**Exercise description**. Going through the material below, please gather all lines with the word "Taiwan" in them.
-- START Extracted information --
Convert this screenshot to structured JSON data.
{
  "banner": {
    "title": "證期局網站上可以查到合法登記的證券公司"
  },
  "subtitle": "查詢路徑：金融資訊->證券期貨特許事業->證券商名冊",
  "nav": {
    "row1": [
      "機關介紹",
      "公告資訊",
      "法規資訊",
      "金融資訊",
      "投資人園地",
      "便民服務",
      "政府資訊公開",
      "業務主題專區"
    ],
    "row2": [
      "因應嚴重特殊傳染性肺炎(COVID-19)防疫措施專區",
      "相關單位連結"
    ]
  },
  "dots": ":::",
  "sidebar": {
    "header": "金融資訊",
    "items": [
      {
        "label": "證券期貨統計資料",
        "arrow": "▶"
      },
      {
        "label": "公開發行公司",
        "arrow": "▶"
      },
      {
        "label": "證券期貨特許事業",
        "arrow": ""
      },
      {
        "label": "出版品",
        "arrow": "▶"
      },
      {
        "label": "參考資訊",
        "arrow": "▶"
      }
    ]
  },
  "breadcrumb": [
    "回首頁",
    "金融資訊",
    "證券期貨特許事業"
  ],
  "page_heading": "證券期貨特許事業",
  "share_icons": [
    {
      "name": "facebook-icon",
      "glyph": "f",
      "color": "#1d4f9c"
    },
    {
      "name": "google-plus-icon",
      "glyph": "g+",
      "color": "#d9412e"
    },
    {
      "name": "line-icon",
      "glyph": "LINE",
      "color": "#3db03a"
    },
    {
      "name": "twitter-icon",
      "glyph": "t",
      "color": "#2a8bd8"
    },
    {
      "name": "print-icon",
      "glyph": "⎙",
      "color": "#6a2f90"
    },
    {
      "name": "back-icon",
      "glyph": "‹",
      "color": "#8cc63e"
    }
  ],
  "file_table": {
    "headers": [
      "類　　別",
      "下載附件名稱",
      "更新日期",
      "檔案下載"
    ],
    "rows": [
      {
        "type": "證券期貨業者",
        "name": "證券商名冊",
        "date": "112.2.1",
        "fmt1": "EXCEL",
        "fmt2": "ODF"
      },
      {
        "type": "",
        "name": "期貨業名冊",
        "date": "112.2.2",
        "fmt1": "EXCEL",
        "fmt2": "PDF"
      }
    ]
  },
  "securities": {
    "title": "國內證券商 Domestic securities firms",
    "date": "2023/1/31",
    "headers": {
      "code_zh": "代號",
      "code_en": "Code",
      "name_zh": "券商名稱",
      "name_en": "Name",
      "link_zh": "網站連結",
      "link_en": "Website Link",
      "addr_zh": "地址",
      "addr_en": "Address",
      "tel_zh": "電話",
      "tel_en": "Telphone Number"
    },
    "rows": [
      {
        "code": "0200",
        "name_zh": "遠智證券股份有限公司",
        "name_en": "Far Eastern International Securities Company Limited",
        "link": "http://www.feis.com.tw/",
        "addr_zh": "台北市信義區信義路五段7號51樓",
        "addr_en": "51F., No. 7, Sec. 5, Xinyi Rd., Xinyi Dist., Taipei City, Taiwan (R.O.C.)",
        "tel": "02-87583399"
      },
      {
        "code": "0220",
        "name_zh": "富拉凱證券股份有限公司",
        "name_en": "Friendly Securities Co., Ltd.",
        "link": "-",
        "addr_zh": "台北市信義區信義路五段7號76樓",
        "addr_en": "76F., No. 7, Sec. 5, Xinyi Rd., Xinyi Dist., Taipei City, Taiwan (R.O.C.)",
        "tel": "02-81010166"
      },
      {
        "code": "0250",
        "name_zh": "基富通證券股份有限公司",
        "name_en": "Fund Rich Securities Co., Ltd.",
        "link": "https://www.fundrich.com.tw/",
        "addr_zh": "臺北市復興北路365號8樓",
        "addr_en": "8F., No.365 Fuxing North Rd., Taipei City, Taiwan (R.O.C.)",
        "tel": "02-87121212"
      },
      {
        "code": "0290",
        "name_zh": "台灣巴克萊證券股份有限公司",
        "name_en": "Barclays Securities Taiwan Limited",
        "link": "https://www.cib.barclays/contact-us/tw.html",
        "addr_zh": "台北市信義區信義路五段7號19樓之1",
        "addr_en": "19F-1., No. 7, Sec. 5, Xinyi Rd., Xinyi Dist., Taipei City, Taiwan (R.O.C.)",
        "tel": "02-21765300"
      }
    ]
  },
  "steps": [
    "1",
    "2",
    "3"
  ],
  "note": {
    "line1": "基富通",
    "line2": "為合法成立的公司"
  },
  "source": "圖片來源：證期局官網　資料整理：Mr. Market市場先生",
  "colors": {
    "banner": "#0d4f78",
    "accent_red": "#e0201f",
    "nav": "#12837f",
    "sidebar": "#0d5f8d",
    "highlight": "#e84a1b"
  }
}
-- END Extracted information --
**Complete response**.
        "addr_en": "51F., No. 7, Sec. 5, Xinyi Rd., Xinyi Dist., Taipei City, Taiwan (R.O.C.)",
        "addr_en": "76F., No. 7, Sec. 5, Xinyi Rd., Xinyi Dist., Taipei City, Taiwan (R.O.C.)",
        "addr_en": "8F., No.365 Fuxing North Rd., Taipei City, Taiwan (R.O.C.)",
        "name_en": "Barclays Securities Taiwan Limited",
        "addr_en": "19F-1., No. 7, Sec. 5, Xinyi Rd., Xinyi Dist., Taipei City, Taiwan (R.O.C.)",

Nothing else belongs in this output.